- _WORK TO BE COMPLETED_
Print the whole listing exactly.

— START STORED RECORDS —

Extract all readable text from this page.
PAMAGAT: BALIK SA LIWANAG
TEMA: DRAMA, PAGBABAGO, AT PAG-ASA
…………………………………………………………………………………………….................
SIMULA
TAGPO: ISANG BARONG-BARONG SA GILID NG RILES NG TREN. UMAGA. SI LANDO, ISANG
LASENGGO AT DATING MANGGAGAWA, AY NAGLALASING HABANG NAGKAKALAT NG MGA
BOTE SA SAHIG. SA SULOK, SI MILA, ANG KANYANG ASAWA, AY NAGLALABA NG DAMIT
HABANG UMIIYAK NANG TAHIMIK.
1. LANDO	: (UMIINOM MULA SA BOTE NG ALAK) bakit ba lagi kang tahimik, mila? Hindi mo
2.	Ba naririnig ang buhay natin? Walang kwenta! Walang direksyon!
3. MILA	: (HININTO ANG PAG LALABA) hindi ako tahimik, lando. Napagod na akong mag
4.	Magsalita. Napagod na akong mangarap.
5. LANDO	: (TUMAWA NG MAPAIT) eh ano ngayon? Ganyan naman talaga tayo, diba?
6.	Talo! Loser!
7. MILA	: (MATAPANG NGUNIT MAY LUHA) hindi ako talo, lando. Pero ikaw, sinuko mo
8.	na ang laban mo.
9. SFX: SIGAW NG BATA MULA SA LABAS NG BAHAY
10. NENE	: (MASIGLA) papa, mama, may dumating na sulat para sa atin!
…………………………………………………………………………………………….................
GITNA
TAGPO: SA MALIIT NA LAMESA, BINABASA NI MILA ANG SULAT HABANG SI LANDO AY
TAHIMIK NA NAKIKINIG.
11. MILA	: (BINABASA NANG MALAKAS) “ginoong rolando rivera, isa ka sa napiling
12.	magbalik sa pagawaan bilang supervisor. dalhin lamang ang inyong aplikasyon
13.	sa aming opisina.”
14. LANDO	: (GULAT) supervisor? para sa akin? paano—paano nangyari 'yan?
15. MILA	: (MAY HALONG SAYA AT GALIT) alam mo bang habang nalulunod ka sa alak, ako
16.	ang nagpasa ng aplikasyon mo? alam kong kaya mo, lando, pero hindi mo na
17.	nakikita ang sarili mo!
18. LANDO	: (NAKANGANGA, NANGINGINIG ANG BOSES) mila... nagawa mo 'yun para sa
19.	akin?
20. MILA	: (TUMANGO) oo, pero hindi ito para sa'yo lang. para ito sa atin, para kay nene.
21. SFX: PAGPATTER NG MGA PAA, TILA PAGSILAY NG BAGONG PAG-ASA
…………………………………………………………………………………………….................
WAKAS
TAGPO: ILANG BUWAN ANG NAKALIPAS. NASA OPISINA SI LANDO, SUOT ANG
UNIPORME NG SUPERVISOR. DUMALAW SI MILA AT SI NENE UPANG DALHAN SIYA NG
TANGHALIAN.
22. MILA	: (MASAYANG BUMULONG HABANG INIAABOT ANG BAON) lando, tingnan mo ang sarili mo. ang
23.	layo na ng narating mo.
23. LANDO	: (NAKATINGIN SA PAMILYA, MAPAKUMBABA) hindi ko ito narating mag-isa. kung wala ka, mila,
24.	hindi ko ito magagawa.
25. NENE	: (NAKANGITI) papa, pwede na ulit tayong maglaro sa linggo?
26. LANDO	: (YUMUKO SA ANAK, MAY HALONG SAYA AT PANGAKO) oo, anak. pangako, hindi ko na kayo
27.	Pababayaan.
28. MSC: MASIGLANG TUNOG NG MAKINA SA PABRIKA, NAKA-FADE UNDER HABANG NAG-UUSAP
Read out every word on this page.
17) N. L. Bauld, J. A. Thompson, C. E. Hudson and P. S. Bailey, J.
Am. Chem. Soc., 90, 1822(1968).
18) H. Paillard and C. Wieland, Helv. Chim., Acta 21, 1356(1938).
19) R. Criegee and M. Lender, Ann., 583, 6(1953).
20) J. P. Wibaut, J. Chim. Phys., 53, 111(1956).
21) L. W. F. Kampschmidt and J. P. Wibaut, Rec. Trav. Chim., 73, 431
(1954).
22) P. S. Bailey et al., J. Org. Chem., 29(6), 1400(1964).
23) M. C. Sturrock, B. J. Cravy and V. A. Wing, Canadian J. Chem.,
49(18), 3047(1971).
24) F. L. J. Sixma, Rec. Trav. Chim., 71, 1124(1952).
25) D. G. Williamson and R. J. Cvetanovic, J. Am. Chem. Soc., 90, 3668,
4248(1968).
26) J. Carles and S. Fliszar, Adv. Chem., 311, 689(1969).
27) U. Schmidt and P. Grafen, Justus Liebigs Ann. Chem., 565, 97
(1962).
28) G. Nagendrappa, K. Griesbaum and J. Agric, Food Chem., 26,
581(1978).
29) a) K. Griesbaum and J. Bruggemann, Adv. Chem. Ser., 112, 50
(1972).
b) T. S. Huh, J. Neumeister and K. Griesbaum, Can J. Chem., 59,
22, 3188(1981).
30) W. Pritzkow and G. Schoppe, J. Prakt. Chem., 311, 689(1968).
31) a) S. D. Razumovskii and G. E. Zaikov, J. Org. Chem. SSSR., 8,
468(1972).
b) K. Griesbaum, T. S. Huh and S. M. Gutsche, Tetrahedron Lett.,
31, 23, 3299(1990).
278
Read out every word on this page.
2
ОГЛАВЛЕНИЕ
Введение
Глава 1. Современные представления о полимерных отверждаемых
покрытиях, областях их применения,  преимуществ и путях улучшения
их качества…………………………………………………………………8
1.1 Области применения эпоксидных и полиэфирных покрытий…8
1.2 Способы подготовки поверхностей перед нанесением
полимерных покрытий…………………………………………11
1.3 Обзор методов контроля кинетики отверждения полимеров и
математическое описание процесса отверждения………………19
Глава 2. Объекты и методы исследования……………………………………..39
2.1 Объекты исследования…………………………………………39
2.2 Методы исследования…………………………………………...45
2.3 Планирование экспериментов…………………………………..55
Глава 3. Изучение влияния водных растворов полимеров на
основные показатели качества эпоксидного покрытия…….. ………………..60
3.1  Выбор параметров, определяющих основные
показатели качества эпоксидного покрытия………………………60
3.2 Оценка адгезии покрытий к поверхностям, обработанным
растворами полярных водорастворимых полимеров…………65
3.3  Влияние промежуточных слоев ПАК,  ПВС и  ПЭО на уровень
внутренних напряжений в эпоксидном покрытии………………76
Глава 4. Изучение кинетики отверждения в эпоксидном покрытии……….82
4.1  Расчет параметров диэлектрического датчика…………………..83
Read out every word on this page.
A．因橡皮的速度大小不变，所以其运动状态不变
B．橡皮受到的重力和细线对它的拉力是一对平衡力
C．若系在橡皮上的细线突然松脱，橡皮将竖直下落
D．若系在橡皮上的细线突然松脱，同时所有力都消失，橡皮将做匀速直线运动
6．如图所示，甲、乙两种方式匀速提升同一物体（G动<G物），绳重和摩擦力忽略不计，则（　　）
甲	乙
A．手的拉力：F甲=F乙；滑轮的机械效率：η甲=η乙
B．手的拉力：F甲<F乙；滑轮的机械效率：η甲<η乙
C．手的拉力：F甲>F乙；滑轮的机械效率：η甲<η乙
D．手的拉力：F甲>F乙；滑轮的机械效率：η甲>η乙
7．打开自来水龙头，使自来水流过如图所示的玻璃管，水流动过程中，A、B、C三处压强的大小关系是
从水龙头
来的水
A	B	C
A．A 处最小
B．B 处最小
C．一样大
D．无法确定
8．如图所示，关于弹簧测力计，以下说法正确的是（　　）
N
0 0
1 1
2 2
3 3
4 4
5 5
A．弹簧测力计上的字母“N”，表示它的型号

— END STORED RECORDS —

- _FULL RESPONSE_
Extract all readable text from this page.
PAMAGAT: BALIK SA LIWANAG
TEMA: DRAMA, PAGBABAGO, AT PAG-ASA
…………………………………………………………………………………………….................
SIMULA
TAGPO: ISANG BARONG-BARONG SA GILID NG RILES NG TREN. UMAGA. SI LANDO, ISANG
LASENGGO AT DATING MANGGAGAWA, AY NAGLALASING HABANG NAGKAKALAT NG MGA
BOTE SA SAHIG. SA SULOK, SI MILA, ANG KANYANG ASAWA, AY NAGLALABA NG DAMIT
HABANG UMIIYAK NANG TAHIMIK.
1. LANDO	: (UMIINOM MULA SA BOTE NG ALAK) bakit ba lagi kang tahimik, mila? Hindi mo
2.	Ba naririnig ang buhay natin? Walang kwenta! Walang direksyon!
3. MILA	: (HININTO ANG PAG LALABA) hindi ako tahimik, lando. Napagod na akong mag
4.	Magsalita. Napagod na akong mangarap.
5. LANDO	: (TUMAWA NG MAPAIT) eh ano ngayon? Ganyan naman talaga tayo, diba?
6.	Talo! Loser!
7. MILA	: (MATAPANG NGUNIT MAY LUHA) hindi ako talo, lando. Pero ikaw, sinuko mo
8.	na ang laban mo.
9. SFX: SIGAW NG BATA MULA SA LABAS NG BAHAY
10. NENE	: (MASIGLA) papa, mama, may dumating na sulat para sa atin!
…………………………………………………………………………………………….................
GITNA
TAGPO: SA MALIIT NA LAMESA, BINABASA NI MILA ANG SULAT HABANG SI LANDO AY
TAHIMIK NA NAKIKINIG.
11. MILA	: (BINABASA NANG MALAKAS) “ginoong rolando rivera, isa ka sa napiling
12.	magbalik sa pagawaan bilang supervisor. dalhin lamang ang inyong aplikasyon
13.	sa aming opisina.”
14. LANDO	: (GULAT) supervisor? para sa akin? paano—paano nangyari 'yan?
15. MILA	: (MAY HALONG SAYA AT GALIT) alam mo bang habang nalulunod ka sa alak, ako
16.	ang nagpasa ng aplikasyon mo? alam kong kaya mo, lando, pero hindi mo na
17.	nakikita ang sarili mo!
18. LANDO	: (NAKANGANGA, NANGINGINIG ANG BOSES) mila... nagawa mo 'yun para sa
19.	akin?
20. MILA	: (TUMANGO) oo, pero hindi ito para sa'yo lang. para ito sa atin, para kay nene.
21. SFX: PAGPATTER NG MGA PAA, TILA PAGSILAY NG BAGONG PAG-ASA
…………………………………………………………………………………………….................
WAKAS
TAGPO: ILANG BUWAN ANG NAKALIPAS. NASA OPISINA SI LANDO, SUOT ANG
UNIPORME NG SUPERVISOR. DUMALAW SI MILA AT SI NENE UPANG DALHAN SIYA NG
TANGHALIAN.
22. MILA	: (MASAYANG BUMULONG HABANG INIAABOT ANG BAON) lando, tingnan mo ang sarili mo. ang
23.	layo na ng narating mo.
23. LANDO	: (NAKATINGIN SA PAMILYA, MAPAKUMBABA) hindi ko ito narating mag-isa. kung wala ka, mila,
24.	hindi ko ito magagawa.
25. NENE	: (NAKANGITI) papa, pwede na ulit tayong maglaro sa linggo?
26. LANDO	: (YUMUKO SA ANAK, MAY HALONG SAYA AT PANGAKO) oo, anak. pangako, hindi ko na kayo
27.	Pababayaan.
28. MSC: MASIGLANG TUNOG NG MAKINA SA PABRIKA, NAKA-FADE UNDER HABANG NAG-UUSAP
Read out every word on this page.
17) N. L. Bauld, J. A. Thompson, C. E. Hudson and P. S. Bailey, J.
Am. Chem. Soc., 90, 1822(1968).
18) H. Paillard and C. Wieland, Helv. Chim., Acta 21, 1356(1938).
19) R. Criegee and M. Lender, Ann., 583, 6(1953).
20) J. P. Wibaut, J. Chim. Phys., 53, 111(1956).
21) L. W. F. Kampschmidt and J. P. Wibaut, Rec. Trav. Chim., 73, 431
(1954).
22) P. S. Bailey et al., J. Org. Chem., 29(6), 1400(1964).
23) M. C. Sturrock, B. J. Cravy and V. A. Wing, Canadian J. Chem.,
49(18), 3047(1971).
24) F. L. J. Sixma, Rec. Trav. Chim., 71, 1124(1952).
25) D. G. Williamson and R. J. Cvetanovic, J. Am. Chem. Soc., 90, 3668,
4248(1968).
26) J. Carles and S. Fliszar, Adv. Chem., 311, 689(1969).
27) U. Schmidt and P. Grafen, Justus Liebigs Ann. Chem., 565, 97
(1962).
28) G. Nagendrappa, K. Griesbaum and J. Agric, Food Chem., 26,
581(1978).
29) a) K. Griesbaum and J. Bruggemann, Adv. Chem. Ser., 112, 50
(1972).
b) T. S. Huh, J. Neumeister and K. Griesbaum, Can J. Chem., 59,
22, 3188(1981).
30) W. Pritzkow and G. Schoppe, J. Prakt. Chem., 311, 689(1968).
31) a) S. D. Razumovskii and G. E. Zaikov, J. Org. Chem. SSSR., 8,
468(1972).
b) K. Griesbaum, T. S. Huh and S. M. Gutsche, Tetrahedron Lett.,
31, 23, 3299(1990).
278
Read out every word on this page.
2
ОГЛАВЛЕНИЕ
Введение
Глава 1. Современные представления о полимерных отверждаемых
покрытиях, областях их применения,  преимуществ и путях улучшения
их качества…………………………………………………………………8
1.1 Области применения эпоксидных и полиэфирных покрытий…8
1.2 Способы подготовки поверхностей перед нанесением
полимерных покрытий…………………………………………11
1.3 Обзор методов контроля кинетики отверждения полимеров и
математическое описание процесса отверждения………………19
Глава 2. Объекты и методы исследования……………………………………..39
2.1 Объекты исследования…………………………………………39
2.2 Методы исследования…………………………………………...45
2.3 Планирование экспериментов…………………………………..55
Глава 3. Изучение влияния водных растворов полимеров на
основные показатели качества эпоксидного покрытия…….. ………………..60
3.1  Выбор параметров, определяющих основные
показатели качества эпоксидного покрытия………………………60
3.2 Оценка адгезии покрытий к поверхностям, обработанным
растворами полярных водорастворимых полимеров…………65
3.3  Влияние промежуточных слоев ПАК,  ПВС и  ПЭО на уровень
внутренних напряжений в эпоксидном покрытии………………76
Глава 4. Изучение кинетики отверждения в эпоксидном покрытии……….82
4.1  Расчет параметров диэлектрического датчика…………………..83
Read out every word on this page.
A．因橡皮的速度大小不变，所以其运动状态不变
B．橡皮受到的重力和细线对它的拉力是一对平衡力
C．若系在橡皮上的细线突然松脱，橡皮将竖直下落
D．若系在橡皮上的细线突然松脱，同时所有力都消失，橡皮将做匀速直线运动
6．如图所示，甲、乙两种方式匀速提升同一物体（G动<G物），绳重和摩擦力忽略不计，则（　　）
甲	乙
A．手的拉力：F甲=F乙；滑轮的机械效率：η甲=η乙
B．手的拉力：F甲<F乙；滑轮的机械效率：η甲<η乙
C．手的拉力：F甲>F乙；滑轮的机械效率：η甲<η乙
D．手的拉力：F甲>F乙；滑轮的机械效率：η甲>η乙
7．打开自来水龙头，使自来水流过如图所示的玻璃管，水流动过程中，A、B、C三处压强的大小关系是
从水龙头
来的水
A	B	C
A．A 处最小
B．B 处最小
C．一样大
D．无法确定
8．如图所示，关于弹簧测力计，以下说法正确的是（　　）
N
0 0
1 1
2 2
3 3
4 4
5 5
A．弹簧测力计上的字母“N”，表示它的型号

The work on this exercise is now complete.